PROBLEM REQUIREMENTS – Locate the string "JSON" throughout the material and copy every line in which it occurs.

★ ★ ★ ★

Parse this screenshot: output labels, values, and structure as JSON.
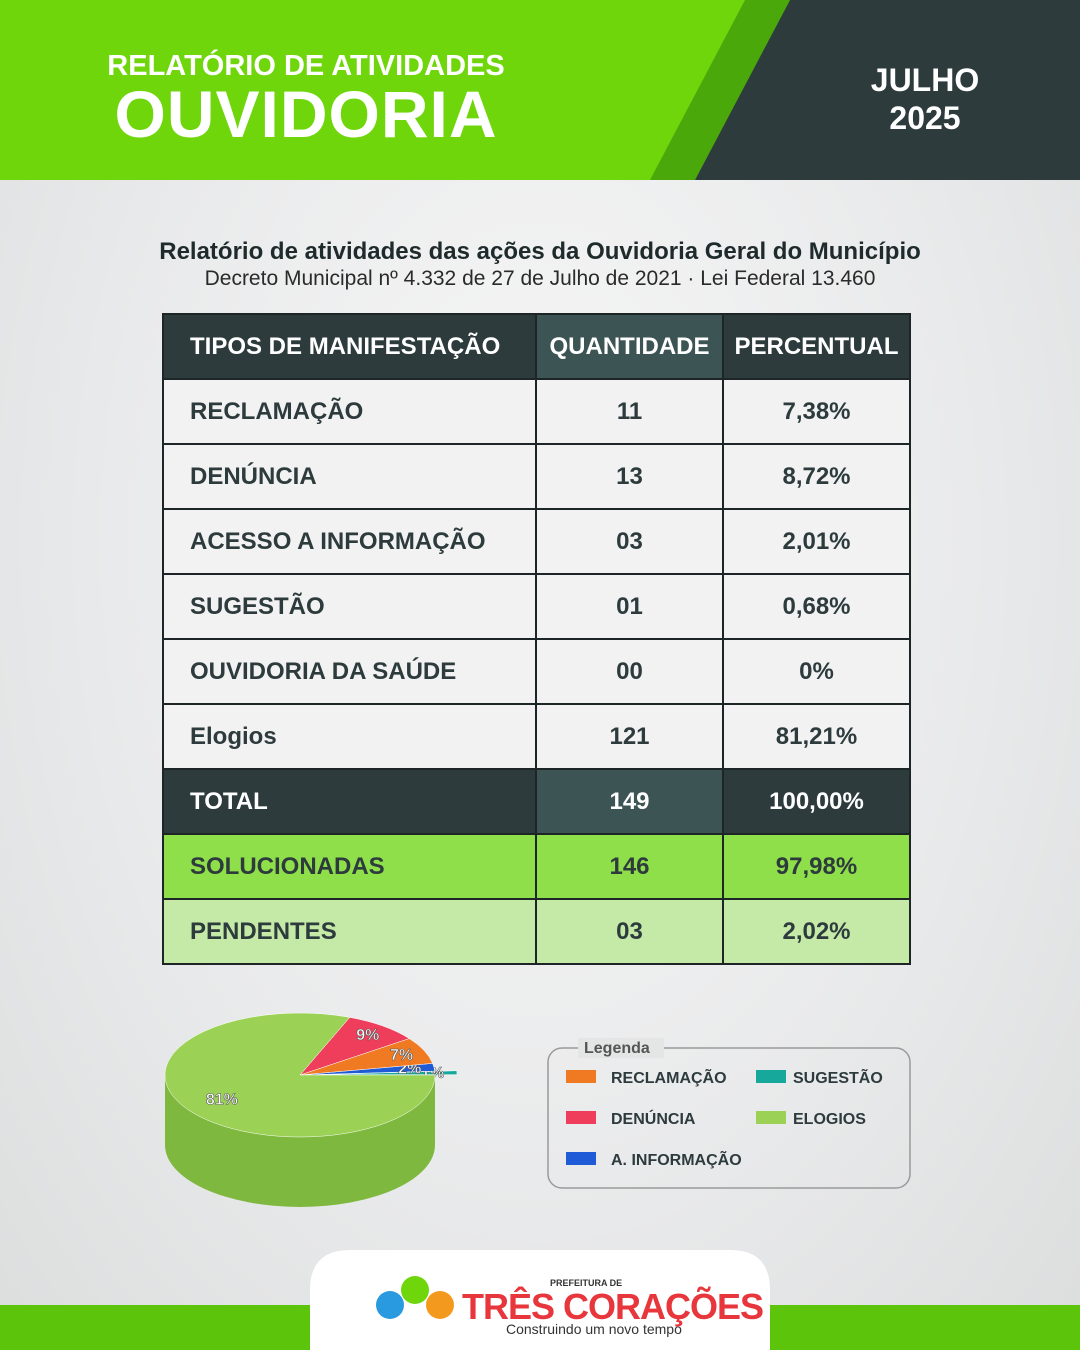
{
  "header": {
    "title": "RELATÓRIO DE ATIVIDADES",
    "main": "OUVIDORIA",
    "month": "JULHO",
    "year": "2025"
  },
  "subtitle": "Relatório de atividades das ações da Ouvidoria Geral do Município",
  "decree": "Decreto Municipal nº 4.332 de 27 de Julho de 2021 · Lei Federal 13.460",
  "table": {
    "header": [
      "TIPOS DE MANIFESTAÇÃO",
      "QUANTIDADE",
      "PERCENTUAL"
    ],
    "rows": [
      [
        "RECLAMAÇÃO",
        "11",
        "7,38%"
      ],
      [
        "DENÚNCIA",
        "13",
        "8,72%"
      ],
      [
        "ACESSO A INFORMAÇÃO",
        "03",
        "2,01%"
      ],
      [
        "SUGESTÃO",
        "01",
        "0,68%"
      ],
      [
        "OUVIDORIA DA SAÚDE",
        "00",
        "0%"
      ],
      [
        "Elogios",
        "121",
        "81,21%"
      ],
      [
        "TOTAL",
        "149",
        "100,00%"
      ],
      [
        "SOLUCIONADAS",
        "146",
        "97,98%"
      ],
      [
        "PENDENTES",
        "03",
        "2,02%"
      ]
    ]
  },
  "chart_data": {
    "type": "pie",
    "legend_title": "Legenda",
    "categories": [
      "RECLAMAÇÃO",
      "DENÚNCIA",
      "A. INFORMAÇÃO",
      "SUGESTÃO",
      "ELOGIOS"
    ],
    "values": [
      7,
      9,
      2,
      1,
      81
    ],
    "value_labels": [
      "7%",
      "9%",
      "2%",
      "1%",
      "81%"
    ],
    "colors": [
      "#f07a22",
      "#ee3e5c",
      "#1f5bd6",
      "#16a89a",
      "#9bd255"
    ]
  },
  "footer": {
    "prefix": "PREFEITURA DE",
    "name": "TRÊS CORAÇÕES",
    "tagline": "Construindo um novo tempo"
  }
}
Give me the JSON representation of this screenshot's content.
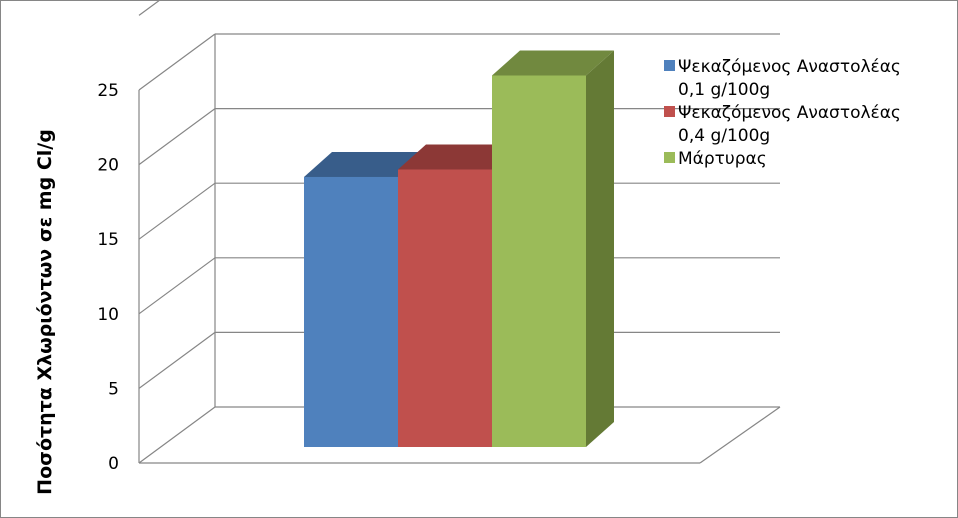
{
  "chart_data": {
    "type": "bar",
    "title": "",
    "xlabel": "",
    "ylabel": "Ποσότητα Χλωριόντων σε mg Cl/g",
    "ylim": [
      0,
      25
    ],
    "yticks": [
      "0",
      "5",
      "10",
      "15",
      "20",
      "25"
    ],
    "ytick_values": [
      0,
      5,
      10,
      15,
      20,
      25
    ],
    "grid": true,
    "three_d": true,
    "legend_position": "top-right",
    "series": [
      {
        "name_lines": [
          "Ψεκαζόμενος Αναστολέας",
          "0,1 g/100g"
        ],
        "value": 18.1,
        "color": "#4F81BD",
        "top_color": "#385D8A",
        "side_color": "#3A5F8C"
      },
      {
        "name_lines": [
          "Ψεκαζόμενος Αναστολέας",
          "0,4 g/100g"
        ],
        "value": 18.6,
        "color": "#C0504D",
        "top_color": "#8C3836",
        "side_color": "#8C3836"
      },
      {
        "name_lines": [
          "Μάρτυρας"
        ],
        "value": 24.9,
        "color": "#9BBB59",
        "top_color": "#71893F",
        "side_color": "#647A35"
      }
    ]
  }
}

★ ★ ★ ★

RIGHT ANSWER –
Parse this screenshot: output labels, values, and structure as JSON.
Give me the JSON representation of this screenshot's content.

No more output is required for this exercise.